§ WHAT TO PRODUCE
Exactly reproduce each record listed below.
-- Start of RECORDED INFORMATION --
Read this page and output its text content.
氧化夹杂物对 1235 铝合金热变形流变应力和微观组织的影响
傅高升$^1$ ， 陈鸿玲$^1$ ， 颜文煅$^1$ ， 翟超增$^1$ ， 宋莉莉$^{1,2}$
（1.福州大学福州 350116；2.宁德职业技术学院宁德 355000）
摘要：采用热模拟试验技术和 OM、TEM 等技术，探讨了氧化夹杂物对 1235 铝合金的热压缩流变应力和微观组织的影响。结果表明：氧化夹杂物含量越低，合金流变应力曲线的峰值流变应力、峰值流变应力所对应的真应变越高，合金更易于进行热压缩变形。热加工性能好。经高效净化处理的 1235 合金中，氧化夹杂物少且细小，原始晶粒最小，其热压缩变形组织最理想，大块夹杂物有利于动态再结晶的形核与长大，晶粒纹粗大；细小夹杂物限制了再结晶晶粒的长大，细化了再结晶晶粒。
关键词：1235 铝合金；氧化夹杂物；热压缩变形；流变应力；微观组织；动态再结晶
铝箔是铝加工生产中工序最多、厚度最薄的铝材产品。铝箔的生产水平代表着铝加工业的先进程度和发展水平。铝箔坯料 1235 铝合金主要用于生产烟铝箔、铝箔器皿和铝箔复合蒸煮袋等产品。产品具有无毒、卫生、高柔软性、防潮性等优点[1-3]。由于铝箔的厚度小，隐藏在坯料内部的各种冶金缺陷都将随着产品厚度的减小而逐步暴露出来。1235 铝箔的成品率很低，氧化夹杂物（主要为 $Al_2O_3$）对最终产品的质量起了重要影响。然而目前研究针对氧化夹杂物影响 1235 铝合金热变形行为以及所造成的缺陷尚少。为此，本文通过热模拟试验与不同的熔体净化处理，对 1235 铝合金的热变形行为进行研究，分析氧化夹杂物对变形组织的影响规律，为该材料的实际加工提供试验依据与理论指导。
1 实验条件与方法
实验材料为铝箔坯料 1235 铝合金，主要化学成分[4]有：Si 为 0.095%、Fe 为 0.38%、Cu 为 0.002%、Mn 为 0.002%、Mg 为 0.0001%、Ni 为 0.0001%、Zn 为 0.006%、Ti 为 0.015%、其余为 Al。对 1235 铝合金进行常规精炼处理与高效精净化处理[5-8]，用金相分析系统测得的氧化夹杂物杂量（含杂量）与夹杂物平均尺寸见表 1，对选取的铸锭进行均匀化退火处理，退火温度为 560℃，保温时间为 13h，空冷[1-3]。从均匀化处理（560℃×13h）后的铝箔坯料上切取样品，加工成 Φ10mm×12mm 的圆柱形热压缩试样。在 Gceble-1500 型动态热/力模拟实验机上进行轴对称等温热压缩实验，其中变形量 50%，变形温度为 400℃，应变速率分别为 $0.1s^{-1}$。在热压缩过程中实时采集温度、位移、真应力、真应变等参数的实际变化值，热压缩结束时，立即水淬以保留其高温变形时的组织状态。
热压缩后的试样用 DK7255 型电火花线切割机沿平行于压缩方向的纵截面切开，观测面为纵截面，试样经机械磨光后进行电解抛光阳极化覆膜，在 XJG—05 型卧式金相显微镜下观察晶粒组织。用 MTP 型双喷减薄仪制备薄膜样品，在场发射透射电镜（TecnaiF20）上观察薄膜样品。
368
-- End of RECORDED INFORMATION --
§ THE COMPLETED TASK
Read this page and output its text content.
氧化夹杂物对 1235 铝合金热变形流变应力和微观组织的影响
傅高升$^1$ ， 陈鸿玲$^1$ ， 颜文煅$^1$ ， 翟超增$^1$ ， 宋莉莉$^{1,2}$
（1.福州大学福州 350116；2.宁德职业技术学院宁德 355000）
摘要：采用热模拟试验技术和 OM、TEM 等技术，探讨了氧化夹杂物对 1235 铝合金的热压缩流变应力和微观组织的影响。结果表明：氧化夹杂物含量越低，合金流变应力曲线的峰值流变应力、峰值流变应力所对应的真应变越高，合金更易于进行热压缩变形。热加工性能好。经高效净化处理的 1235 合金中，氧化夹杂物少且细小，原始晶粒最小，其热压缩变形组织最理想，大块夹杂物有利于动态再结晶的形核与长大，晶粒纹粗大；细小夹杂物限制了再结晶晶粒的长大，细化了再结晶晶粒。
关键词：1235 铝合金；氧化夹杂物；热压缩变形；流变应力；微观组织；动态再结晶
铝箔是铝加工生产中工序最多、厚度最薄的铝材产品。铝箔的生产水平代表着铝加工业的先进程度和发展水平。铝箔坯料 1235 铝合金主要用于生产烟铝箔、铝箔器皿和铝箔复合蒸煮袋等产品。产品具有无毒、卫生、高柔软性、防潮性等优点[1-3]。由于铝箔的厚度小，隐藏在坯料内部的各种冶金缺陷都将随着产品厚度的减小而逐步暴露出来。1235 铝箔的成品率很低，氧化夹杂物（主要为 $Al_2O_3$）对最终产品的质量起了重要影响。然而目前研究针对氧化夹杂物影响 1235 铝合金热变形行为以及所造成的缺陷尚少。为此，本文通过热模拟试验与不同的熔体净化处理，对 1235 铝合金的热变形行为进行研究，分析氧化夹杂物对变形组织的影响规律，为该材料的实际加工提供试验依据与理论指导。
1 实验条件与方法
实验材料为铝箔坯料 1235 铝合金，主要化学成分[4]有：Si 为 0.095%、Fe 为 0.38%、Cu 为 0.002%、Mn 为 0.002%、Mg 为 0.0001%、Ni 为 0.0001%、Zn 为 0.006%、Ti 为 0.015%、其余为 Al。对 1235 铝合金进行常规精炼处理与高效精净化处理[5-8]，用金相分析系统测得的氧化夹杂物杂量（含杂量）与夹杂物平均尺寸见表 1，对选取的铸锭进行均匀化退火处理，退火温度为 560℃，保温时间为 13h，空冷[1-3]。从均匀化处理（560℃×13h）后的铝箔坯料上切取样品，加工成 Φ10mm×12mm 的圆柱形热压缩试样。在 Gceble-1500 型动态热/力模拟实验机上进行轴对称等温热压缩实验，其中变形量 50%，变形温度为 400℃，应变速率分别为 $0.1s^{-1}$。在热压缩过程中实时采集温度、位移、真应力、真应变等参数的实际变化值，热压缩结束时，立即水淬以保留其高温变形时的组织状态。
热压缩后的试样用 DK7255 型电火花线切割机沿平行于压缩方向的纵截面切开，观测面为纵截面，试样经机械磨光后进行电解抛光阳极化覆膜，在 XJG—05 型卧式金相显微镜下观察晶粒组织。用 MTP 型双喷减薄仪制备薄膜样品，在场发射透射电镜（TecnaiF20）上观察薄膜样品。
368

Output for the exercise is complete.